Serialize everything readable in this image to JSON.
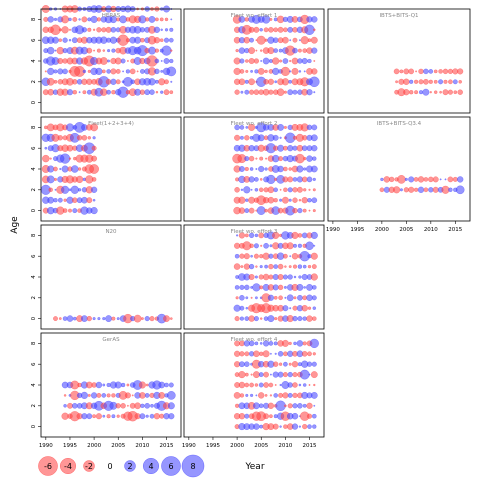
{
  "axes": {
    "ylabel": "Age",
    "xlabel": "Year"
  },
  "x_ticks": [
    1990,
    1995,
    2000,
    2005,
    2010,
    2015
  ],
  "y_ticks": [
    0,
    2,
    4,
    6,
    8
  ],
  "legend": {
    "values": [
      -6,
      -4,
      -2,
      0,
      2,
      4,
      6,
      8
    ]
  },
  "colors": {
    "negative": "#ff4040",
    "positive": "#4040ff",
    "frame": "#000000",
    "title": "#888888"
  },
  "chart_data": [
    {
      "type": "scatter",
      "title": "HERAS",
      "x_range": [
        1989,
        2018
      ],
      "y_range": [
        -1,
        9
      ],
      "years": [
        1990,
        2016
      ],
      "ages": [
        1,
        9
      ],
      "seed": 11,
      "scale": 1.05
    },
    {
      "type": "scatter",
      "title": "Fleet wo. effort 1",
      "x_range": [
        1989,
        2018
      ],
      "y_range": [
        -1,
        9
      ],
      "years": [
        2000,
        2016
      ],
      "ages": [
        1,
        8
      ],
      "seed": 23,
      "scale": 0.95
    },
    {
      "type": "scatter",
      "title": "IBTS+BITS-Q1",
      "x_range": [
        1989,
        2018
      ],
      "y_range": [
        -1,
        9
      ],
      "years": [
        2003,
        2016
      ],
      "ages": [
        1,
        3
      ],
      "seed": 37,
      "scale": 0.85
    },
    {
      "type": "scatter",
      "title": "Fleet(1+2+3+4)",
      "x_range": [
        1989,
        2018
      ],
      "y_range": [
        -1,
        9
      ],
      "years": [
        1990,
        2000
      ],
      "ages": [
        0,
        8
      ],
      "seed": 41,
      "scale": 1.1
    },
    {
      "type": "scatter",
      "title": "Fleet wo. effort 2",
      "x_range": [
        1989,
        2018
      ],
      "y_range": [
        -1,
        9
      ],
      "years": [
        2000,
        2016
      ],
      "ages": [
        0,
        8
      ],
      "seed": 53,
      "scale": 0.95
    },
    {
      "type": "scatter",
      "title": "IBTS+BITS-Q3.4",
      "x_range": [
        1989,
        2018
      ],
      "y_range": [
        -1,
        9
      ],
      "years": [
        2000,
        2016
      ],
      "ages": [
        2,
        3
      ],
      "seed": 67,
      "scale": 0.85
    },
    {
      "type": "scatter",
      "title": "N20",
      "x_range": [
        1989,
        2018
      ],
      "y_range": [
        -1,
        9
      ],
      "years": [
        1992,
        2016
      ],
      "ages": [
        0,
        0
      ],
      "seed": 71,
      "scale": 0.9
    },
    {
      "type": "scatter",
      "title": "Fleet wo. effort 3",
      "x_range": [
        1989,
        2018
      ],
      "y_range": [
        -1,
        9
      ],
      "years": [
        2000,
        2016
      ],
      "ages": [
        0,
        8
      ],
      "seed": 83,
      "scale": 0.95
    },
    {
      "type": "scatter",
      "title": "GerAS",
      "x_range": [
        1989,
        2018
      ],
      "y_range": [
        -1,
        9
      ],
      "years": [
        1994,
        2016
      ],
      "ages": [
        1,
        4
      ],
      "seed": 97,
      "scale": 0.95
    },
    {
      "type": "scatter",
      "title": "Fleet wo. effort 4",
      "x_range": [
        1989,
        2018
      ],
      "y_range": [
        -1,
        9
      ],
      "years": [
        2000,
        2016
      ],
      "ages": [
        0,
        8
      ],
      "seed": 101,
      "scale": 0.95
    }
  ]
}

EXERCISE BRIEF =>
Can you retype every record above exactly, leaving out the pictures?

SOLVED EXERCISE =>
Serialize everything readable in this image to JSON.
{
  "axes": {
    "ylabel": "Age",
    "xlabel": "Year"
  },
  "x_ticks": [
    1990,
    1995,
    2000,
    2005,
    2010,
    2015
  ],
  "y_ticks": [
    0,
    2,
    4,
    6,
    8
  ],
  "legend": {
    "values": [
      -6,
      -4,
      -2,
      0,
      2,
      4,
      6,
      8
    ]
  },
  "colors": {
    "negative": "#ff4040",
    "positive": "#4040ff",
    "frame": "#000000",
    "title": "#888888"
  },
  "chart_data": [
    {
      "type": "scatter",
      "title": "HERAS",
      "x_range": [
        1989,
        2018
      ],
      "y_range": [
        -1,
        9
      ],
      "years": [
        1990,
        2016
      ],
      "ages": [
        1,
        9
      ],
      "seed": 11,
      "scale": 1.05
    },
    {
      "type": "scatter",
      "title": "Fleet wo. effort 1",
      "x_range": [
        1989,
        2018
      ],
      "y_range": [
        -1,
        9
      ],
      "years": [
        2000,
        2016
      ],
      "ages": [
        1,
        8
      ],
      "seed": 23,
      "scale": 0.95
    },
    {
      "type": "scatter",
      "title": "IBTS+BITS-Q1",
      "x_range": [
        1989,
        2018
      ],
      "y_range": [
        -1,
        9
      ],
      "years": [
        2003,
        2016
      ],
      "ages": [
        1,
        3
      ],
      "seed": 37,
      "scale": 0.85
    },
    {
      "type": "scatter",
      "title": "Fleet(1+2+3+4)",
      "x_range": [
        1989,
        2018
      ],
      "y_range": [
        -1,
        9
      ],
      "years": [
        1990,
        2000
      ],
      "ages": [
        0,
        8
      ],
      "seed": 41,
      "scale": 1.1
    },
    {
      "type": "scatter",
      "title": "Fleet wo. effort 2",
      "x_range": [
        1989,
        2018
      ],
      "y_range": [
        -1,
        9
      ],
      "years": [
        2000,
        2016
      ],
      "ages": [
        0,
        8
      ],
      "seed": 53,
      "scale": 0.95
    },
    {
      "type": "scatter",
      "title": "IBTS+BITS-Q3.4",
      "x_range": [
        1989,
        2018
      ],
      "y_range": [
        -1,
        9
      ],
      "years": [
        2000,
        2016
      ],
      "ages": [
        2,
        3
      ],
      "seed": 67,
      "scale": 0.85
    },
    {
      "type": "scatter",
      "title": "N20",
      "x_range": [
        1989,
        2018
      ],
      "y_range": [
        -1,
        9
      ],
      "years": [
        1992,
        2016
      ],
      "ages": [
        0,
        0
      ],
      "seed": 71,
      "scale": 0.9
    },
    {
      "type": "scatter",
      "title": "Fleet wo. effort 3",
      "x_range": [
        1989,
        2018
      ],
      "y_range": [
        -1,
        9
      ],
      "years": [
        2000,
        2016
      ],
      "ages": [
        0,
        8
      ],
      "seed": 83,
      "scale": 0.95
    },
    {
      "type": "scatter",
      "title": "GerAS",
      "x_range": [
        1989,
        2018
      ],
      "y_range": [
        -1,
        9
      ],
      "years": [
        1994,
        2016
      ],
      "ages": [
        1,
        4
      ],
      "seed": 97,
      "scale": 0.95
    },
    {
      "type": "scatter",
      "title": "Fleet wo. effort 4",
      "x_range": [
        1989,
        2018
      ],
      "y_range": [
        -1,
        9
      ],
      "years": [
        2000,
        2016
      ],
      "ages": [
        0,
        8
      ],
      "seed": 101,
      "scale": 0.95
    }
  ]
}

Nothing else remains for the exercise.